*TASK DETAILS*:
Search the entries below. Return every line that has "bottom" in it.

*MATERIAL FOR THIS EXERCISE*:
----

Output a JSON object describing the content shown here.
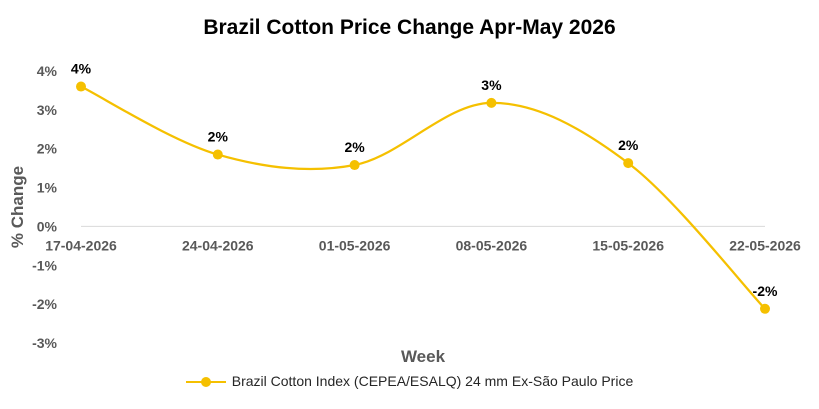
{
  "chart_data": {
    "type": "line",
    "title": "Brazil Cotton Price Change Apr-May 2026",
    "xlabel": "Week",
    "ylabel": "% Change",
    "categories": [
      "17-04-2026",
      "24-04-2026",
      "01-05-2026",
      "08-05-2026",
      "15-05-2026",
      "22-05-2026"
    ],
    "series": [
      {
        "name": "Brazil Cotton Index (CEPEA/ESALQ) 24 mm Ex-São Paulo Price",
        "values": [
          3.6,
          1.85,
          1.58,
          3.18,
          1.63,
          -2.12
        ],
        "labels": [
          "4%",
          "2%",
          "2%",
          "3%",
          "2%",
          "-2%"
        ],
        "color": "#F5C000"
      }
    ],
    "ylim": [
      -3,
      4
    ],
    "yticks": [
      "-3%",
      "-2%",
      "-1%",
      "0%",
      "1%",
      "2%",
      "3%",
      "4%"
    ],
    "grid": false,
    "legend": "bottom",
    "smooth": true
  }
}
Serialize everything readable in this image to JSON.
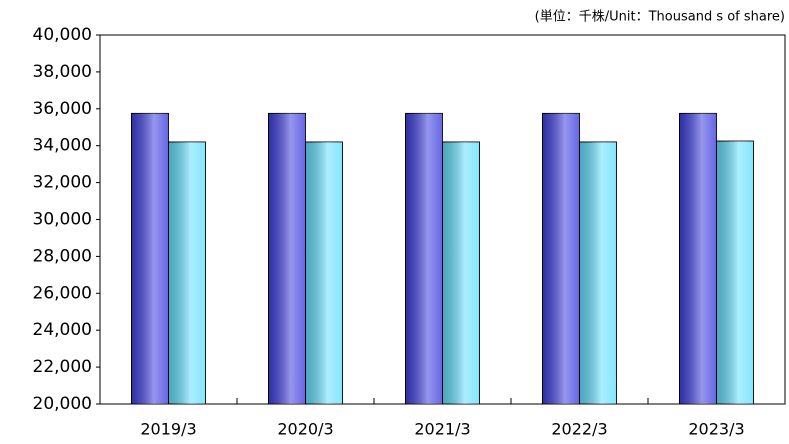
{
  "chart_data": {
    "type": "bar",
    "subtitle": "(単位：千株/Unit：Thousand s  of share)",
    "categories": [
      "2019/3",
      "2020/3",
      "2021/3",
      "2022/3",
      "2023/3"
    ],
    "series": [
      {
        "color": "#4040e0",
        "values": [
          35750,
          35750,
          35750,
          35750,
          35750
        ]
      },
      {
        "color": "#66e0ff",
        "values": [
          34200,
          34200,
          34200,
          34200,
          34250
        ]
      }
    ],
    "ylim": [
      20000,
      40000
    ],
    "yticks": [
      {
        "value": 20000,
        "label": "20,000"
      },
      {
        "value": 22000,
        "label": "22,000"
      },
      {
        "value": 24000,
        "label": "24,000"
      },
      {
        "value": 26000,
        "label": "26,000"
      },
      {
        "value": 28000,
        "label": "28,000"
      },
      {
        "value": 30000,
        "label": "30,000"
      },
      {
        "value": 32000,
        "label": "32,000"
      },
      {
        "value": 34000,
        "label": "34,000"
      },
      {
        "value": 36000,
        "label": "36,000"
      },
      {
        "value": 38000,
        "label": "38,000"
      },
      {
        "value": 40000,
        "label": "40,000"
      }
    ],
    "grid": false
  }
}
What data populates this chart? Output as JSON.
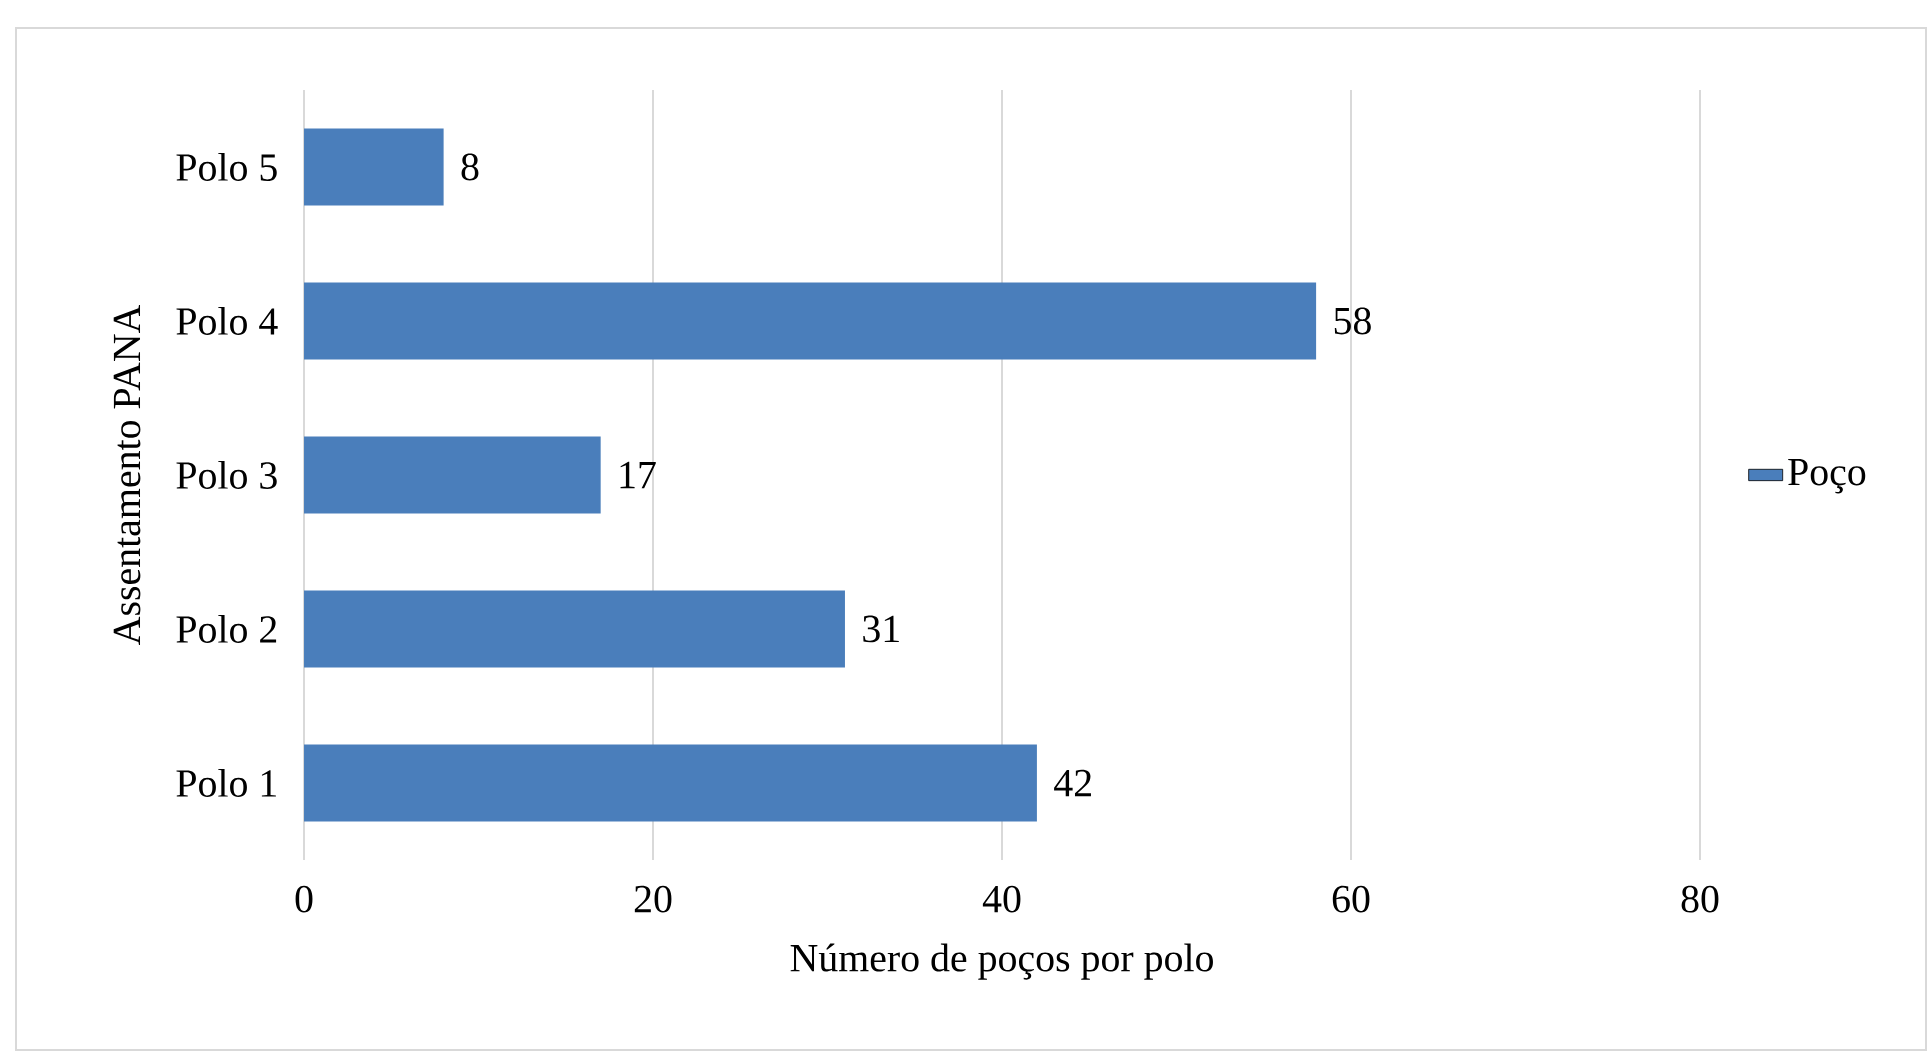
{
  "chart_data": {
    "type": "bar",
    "orientation": "horizontal",
    "categories": [
      "Polo 5",
      "Polo 4",
      "Polo 3",
      "Polo 2",
      "Polo 1"
    ],
    "series": [
      {
        "name": "Poço",
        "color": "#4a7ebb",
        "values": [
          8,
          58,
          17,
          31,
          42
        ]
      }
    ],
    "xlabel": "Número de poços por polo",
    "ylabel": "Assentamento PANA",
    "xlim": [
      0,
      80
    ],
    "xticks": [
      0,
      20,
      40,
      60,
      80
    ],
    "grid": "x",
    "legend": "right",
    "data_labels": true
  }
}
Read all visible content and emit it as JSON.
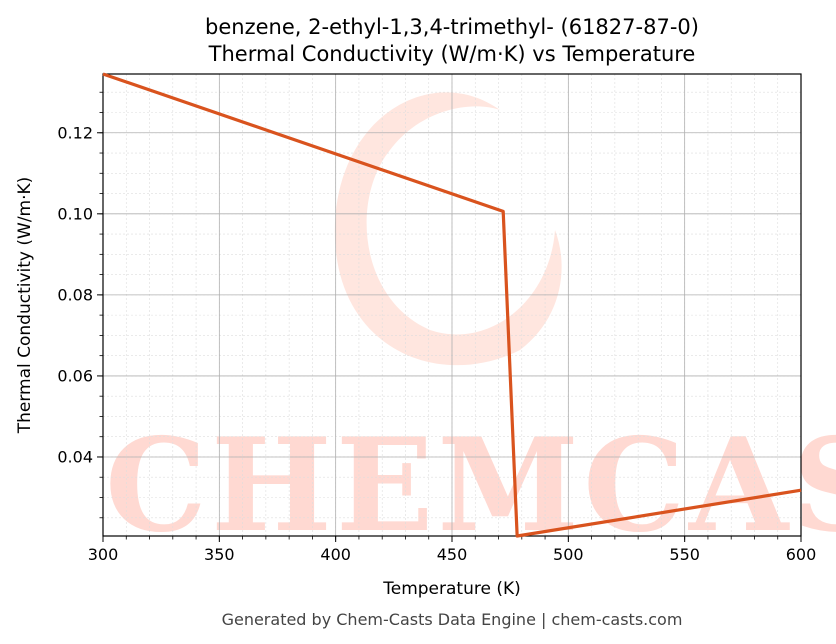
{
  "chart_data": {
    "type": "line",
    "title_line1": "benzene, 2-ethyl-1,3,4-trimethyl- (61827-87-0)",
    "title_line2": "Thermal Conductivity (W/m·K) vs Temperature",
    "xlabel": "Temperature (K)",
    "ylabel": "Thermal Conductivity (W/m·K)",
    "xlim": [
      300,
      600
    ],
    "ylim": [
      0.0205,
      0.1345
    ],
    "xticks": [
      300,
      350,
      400,
      450,
      500,
      550,
      600
    ],
    "xtick_labels": [
      "300",
      "350",
      "400",
      "450",
      "500",
      "550",
      "600"
    ],
    "yticks": [
      0.04,
      0.06,
      0.08,
      0.1,
      0.12
    ],
    "ytick_labels": [
      "0.04",
      "0.06",
      "0.08",
      "0.10",
      "0.12"
    ],
    "grid": true,
    "series": [
      {
        "color": "#d9531e",
        "x": [
          300,
          472,
          478,
          600
        ],
        "y": [
          0.1345,
          0.1006,
          0.0205,
          0.0318
        ]
      }
    ]
  },
  "watermark": "CHEMCASTS",
  "footer": "Generated by Chem-Casts Data Engine | chem-casts.com"
}
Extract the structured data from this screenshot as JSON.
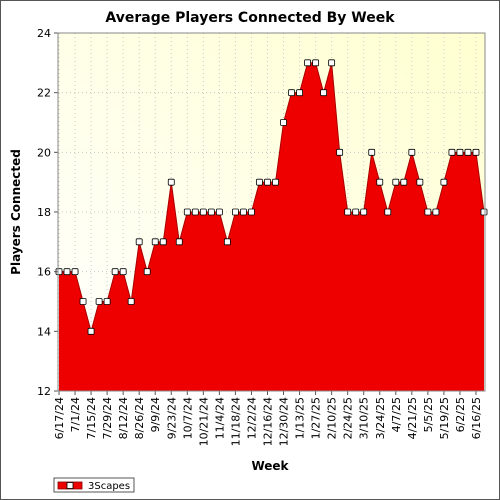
{
  "chart_data": {
    "type": "area",
    "title": "Average Players Connected By Week",
    "xlabel": "Week",
    "ylabel": "Players Connected",
    "ylim": [
      12,
      24
    ],
    "yticks": [
      12,
      14,
      16,
      18,
      20,
      22,
      24
    ],
    "grid": true,
    "legend_position": "bottom-left",
    "x_tick_labels": [
      "6/17/24",
      "7/1/24",
      "7/15/24",
      "7/29/24",
      "8/12/24",
      "8/26/24",
      "9/9/24",
      "9/23/24",
      "10/7/24",
      "10/21/24",
      "11/4/24",
      "11/18/24",
      "12/2/24",
      "12/16/24",
      "12/30/24",
      "1/13/25",
      "1/27/25",
      "2/10/25",
      "2/24/25",
      "3/10/25",
      "3/24/25",
      "4/7/25",
      "4/21/25",
      "5/5/25",
      "5/19/25",
      "6/2/25",
      "6/16/25"
    ],
    "series": [
      {
        "name": "3Scapes",
        "color": "#ee0000",
        "values": [
          16,
          16,
          16,
          15,
          14,
          15,
          15,
          16,
          16,
          15,
          17,
          16,
          17,
          17,
          19,
          17,
          18,
          18,
          18,
          18,
          18,
          17,
          18,
          18,
          18,
          19,
          19,
          19,
          21,
          22,
          22,
          23,
          23,
          22,
          23,
          20,
          18,
          18,
          18,
          20,
          19,
          18,
          19,
          19,
          20,
          19,
          18,
          18,
          19,
          20,
          20,
          20,
          20,
          18
        ]
      }
    ]
  }
}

----

*SOLUTION*:
    "legend": "bottom",
    "legend_position": "bottom-left",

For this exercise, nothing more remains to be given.